** start of DATA LISTING **

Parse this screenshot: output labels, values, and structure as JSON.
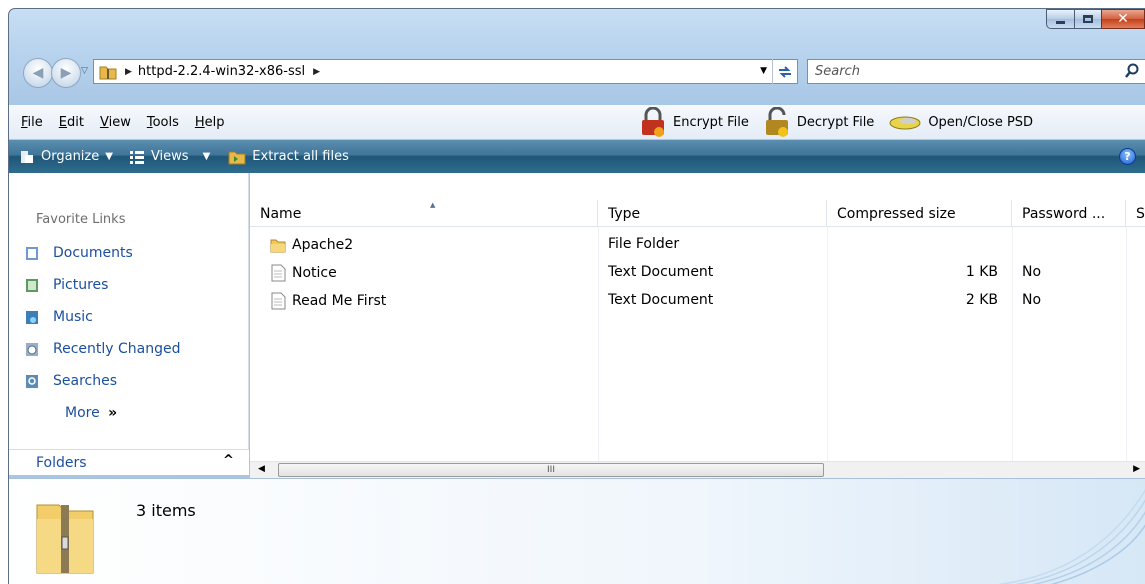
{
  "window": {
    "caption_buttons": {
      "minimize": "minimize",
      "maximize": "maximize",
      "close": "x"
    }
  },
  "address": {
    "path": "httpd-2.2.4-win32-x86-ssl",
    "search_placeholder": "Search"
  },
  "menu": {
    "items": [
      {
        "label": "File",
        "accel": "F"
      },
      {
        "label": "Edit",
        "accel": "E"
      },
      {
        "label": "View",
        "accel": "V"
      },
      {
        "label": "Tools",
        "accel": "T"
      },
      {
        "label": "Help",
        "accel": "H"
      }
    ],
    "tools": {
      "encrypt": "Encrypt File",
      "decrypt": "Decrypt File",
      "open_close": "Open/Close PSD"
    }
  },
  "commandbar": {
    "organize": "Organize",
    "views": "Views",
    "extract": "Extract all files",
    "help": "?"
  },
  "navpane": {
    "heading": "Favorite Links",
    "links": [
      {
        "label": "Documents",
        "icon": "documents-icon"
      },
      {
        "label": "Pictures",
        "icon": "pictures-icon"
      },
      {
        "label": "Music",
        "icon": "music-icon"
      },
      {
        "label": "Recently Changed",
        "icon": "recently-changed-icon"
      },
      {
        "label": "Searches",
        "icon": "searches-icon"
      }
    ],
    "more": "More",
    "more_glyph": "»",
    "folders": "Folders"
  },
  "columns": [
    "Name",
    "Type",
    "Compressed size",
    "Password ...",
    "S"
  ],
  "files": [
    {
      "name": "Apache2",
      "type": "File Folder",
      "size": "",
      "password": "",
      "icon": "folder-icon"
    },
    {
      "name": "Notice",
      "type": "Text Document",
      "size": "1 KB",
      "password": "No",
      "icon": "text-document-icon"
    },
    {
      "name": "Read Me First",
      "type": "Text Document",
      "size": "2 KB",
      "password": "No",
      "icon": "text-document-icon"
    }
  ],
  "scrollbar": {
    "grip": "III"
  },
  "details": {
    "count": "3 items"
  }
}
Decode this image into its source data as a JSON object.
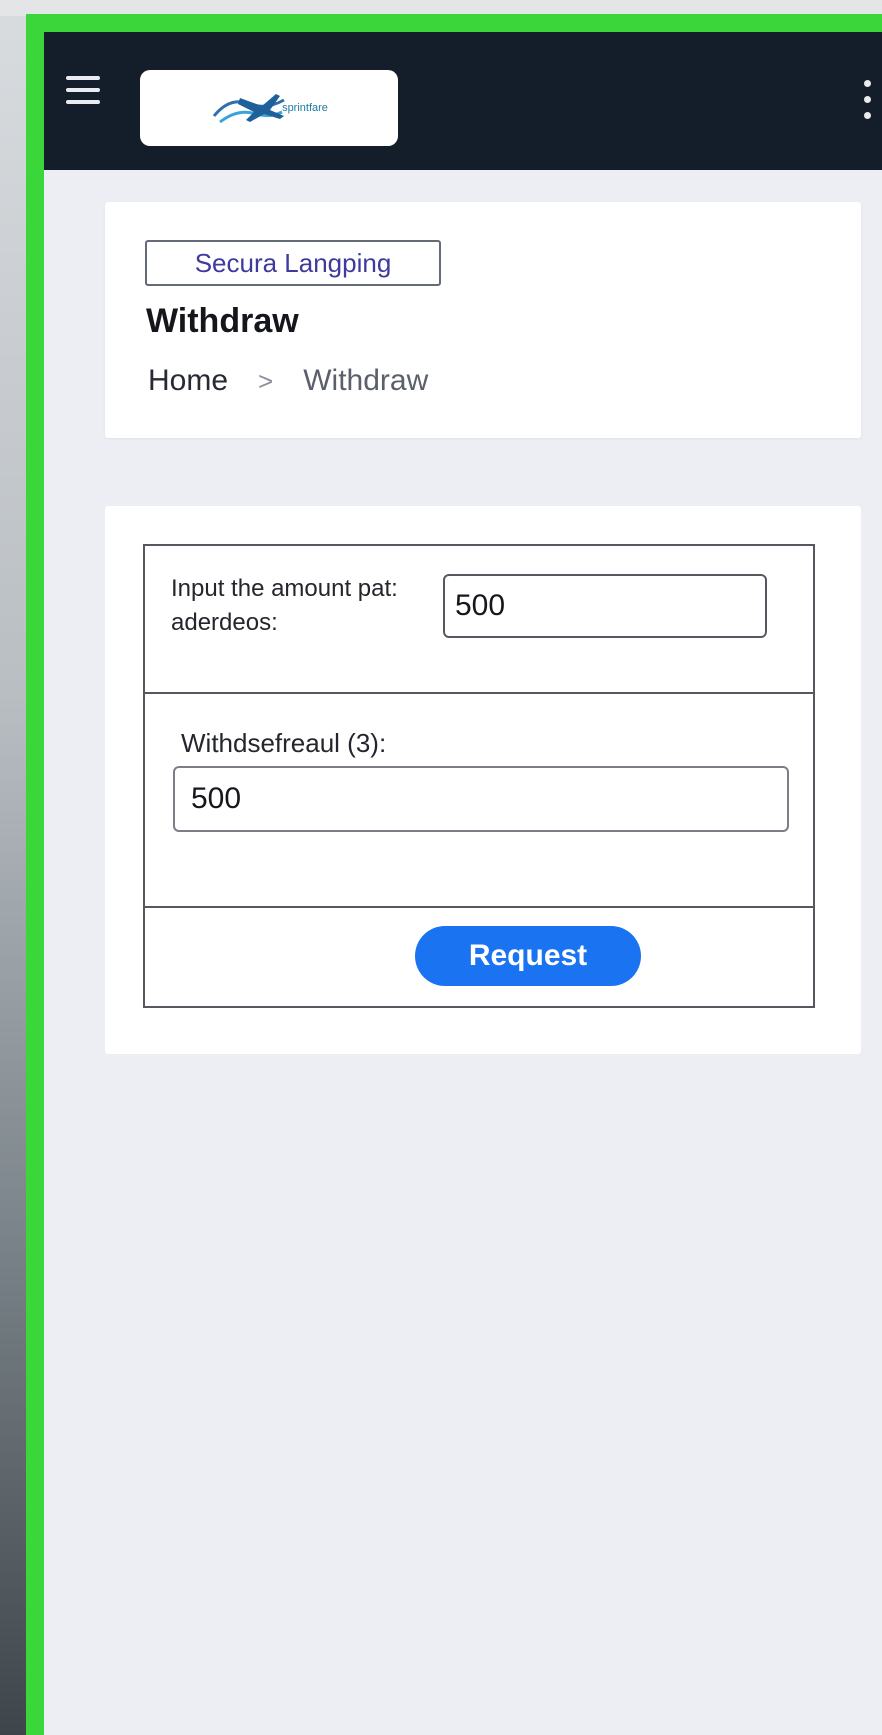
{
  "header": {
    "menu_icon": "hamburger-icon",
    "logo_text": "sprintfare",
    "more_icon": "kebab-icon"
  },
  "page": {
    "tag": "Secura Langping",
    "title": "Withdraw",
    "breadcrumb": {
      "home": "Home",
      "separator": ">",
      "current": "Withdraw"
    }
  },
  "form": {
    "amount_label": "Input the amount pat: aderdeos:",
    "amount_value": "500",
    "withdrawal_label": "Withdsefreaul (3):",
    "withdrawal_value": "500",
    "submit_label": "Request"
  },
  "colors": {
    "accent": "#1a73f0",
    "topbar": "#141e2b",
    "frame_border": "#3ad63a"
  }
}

** end of DATA LISTING **
** start of DATA LISTING **

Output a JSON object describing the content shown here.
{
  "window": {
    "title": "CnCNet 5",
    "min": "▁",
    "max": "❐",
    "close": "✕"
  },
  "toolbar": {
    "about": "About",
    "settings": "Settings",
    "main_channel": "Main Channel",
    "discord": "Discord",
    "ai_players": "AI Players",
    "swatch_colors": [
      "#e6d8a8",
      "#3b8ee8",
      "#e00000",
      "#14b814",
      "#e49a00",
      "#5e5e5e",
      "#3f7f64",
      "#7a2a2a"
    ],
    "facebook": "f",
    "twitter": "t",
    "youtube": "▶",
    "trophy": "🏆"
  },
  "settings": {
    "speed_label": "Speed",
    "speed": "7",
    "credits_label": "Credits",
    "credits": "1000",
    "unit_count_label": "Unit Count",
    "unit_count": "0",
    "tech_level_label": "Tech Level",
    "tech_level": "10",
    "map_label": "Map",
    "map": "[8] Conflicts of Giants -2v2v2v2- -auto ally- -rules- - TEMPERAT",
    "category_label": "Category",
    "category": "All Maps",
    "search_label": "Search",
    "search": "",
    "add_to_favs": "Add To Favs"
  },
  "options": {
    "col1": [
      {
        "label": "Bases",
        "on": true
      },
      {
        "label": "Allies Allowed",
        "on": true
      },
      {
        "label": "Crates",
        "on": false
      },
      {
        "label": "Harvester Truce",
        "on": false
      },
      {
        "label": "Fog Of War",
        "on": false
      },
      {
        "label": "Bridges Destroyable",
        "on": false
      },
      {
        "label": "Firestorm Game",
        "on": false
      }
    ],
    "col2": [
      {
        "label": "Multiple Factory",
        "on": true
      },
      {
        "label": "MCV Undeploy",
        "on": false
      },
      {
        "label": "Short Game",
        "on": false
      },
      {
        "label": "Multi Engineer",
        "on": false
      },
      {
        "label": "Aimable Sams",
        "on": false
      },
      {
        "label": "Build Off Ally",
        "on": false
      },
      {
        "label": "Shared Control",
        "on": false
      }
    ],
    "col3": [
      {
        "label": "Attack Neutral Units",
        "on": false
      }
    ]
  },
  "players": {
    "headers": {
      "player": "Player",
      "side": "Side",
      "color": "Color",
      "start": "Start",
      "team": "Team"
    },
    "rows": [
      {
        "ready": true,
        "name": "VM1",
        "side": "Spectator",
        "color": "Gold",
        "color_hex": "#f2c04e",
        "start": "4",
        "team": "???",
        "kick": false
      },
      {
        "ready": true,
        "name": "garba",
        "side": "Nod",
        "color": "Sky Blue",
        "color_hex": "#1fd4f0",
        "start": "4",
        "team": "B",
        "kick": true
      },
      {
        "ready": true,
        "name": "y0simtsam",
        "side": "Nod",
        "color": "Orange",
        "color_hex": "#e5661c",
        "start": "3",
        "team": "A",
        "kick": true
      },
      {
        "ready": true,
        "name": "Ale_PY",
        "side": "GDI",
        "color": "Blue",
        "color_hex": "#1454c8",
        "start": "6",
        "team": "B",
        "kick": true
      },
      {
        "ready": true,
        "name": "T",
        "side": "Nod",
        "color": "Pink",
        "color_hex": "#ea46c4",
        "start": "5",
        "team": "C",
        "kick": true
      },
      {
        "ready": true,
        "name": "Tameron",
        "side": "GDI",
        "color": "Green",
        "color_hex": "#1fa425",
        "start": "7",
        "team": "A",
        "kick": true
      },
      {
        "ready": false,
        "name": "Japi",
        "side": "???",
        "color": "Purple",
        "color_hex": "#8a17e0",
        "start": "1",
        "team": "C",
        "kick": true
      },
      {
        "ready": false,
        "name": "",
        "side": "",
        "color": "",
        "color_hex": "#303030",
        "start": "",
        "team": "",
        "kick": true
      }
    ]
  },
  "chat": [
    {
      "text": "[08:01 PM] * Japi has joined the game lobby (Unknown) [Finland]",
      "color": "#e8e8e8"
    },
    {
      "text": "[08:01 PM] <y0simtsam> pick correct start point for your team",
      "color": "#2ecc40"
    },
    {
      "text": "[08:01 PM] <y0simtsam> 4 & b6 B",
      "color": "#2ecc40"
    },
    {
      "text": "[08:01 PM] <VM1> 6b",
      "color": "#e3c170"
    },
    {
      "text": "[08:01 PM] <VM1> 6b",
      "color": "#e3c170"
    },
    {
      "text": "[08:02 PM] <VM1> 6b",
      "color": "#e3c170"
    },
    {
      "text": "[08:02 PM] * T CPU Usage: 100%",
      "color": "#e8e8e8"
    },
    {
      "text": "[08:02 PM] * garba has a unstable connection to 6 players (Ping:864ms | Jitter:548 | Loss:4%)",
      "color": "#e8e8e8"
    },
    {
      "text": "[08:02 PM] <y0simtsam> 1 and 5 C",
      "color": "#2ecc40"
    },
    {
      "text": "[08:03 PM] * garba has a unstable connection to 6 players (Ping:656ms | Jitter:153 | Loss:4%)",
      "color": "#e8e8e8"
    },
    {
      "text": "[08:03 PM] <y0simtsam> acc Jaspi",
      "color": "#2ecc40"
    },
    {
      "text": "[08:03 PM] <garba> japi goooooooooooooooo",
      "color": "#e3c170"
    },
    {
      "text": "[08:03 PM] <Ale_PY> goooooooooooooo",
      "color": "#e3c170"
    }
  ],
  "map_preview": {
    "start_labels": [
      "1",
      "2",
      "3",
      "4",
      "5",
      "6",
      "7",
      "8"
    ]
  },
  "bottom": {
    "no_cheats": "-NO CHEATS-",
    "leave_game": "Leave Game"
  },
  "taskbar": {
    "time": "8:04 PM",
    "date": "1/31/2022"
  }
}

** end of DATA LISTING **

All lines that include "JSON" are to be gathered and copied.

SOLUTION BELOW:
Parse this screenshot: output labels, values, and structure as JSON.
Decode this image into its source data as a JSON object.
Output a JSON object describing the content shown here.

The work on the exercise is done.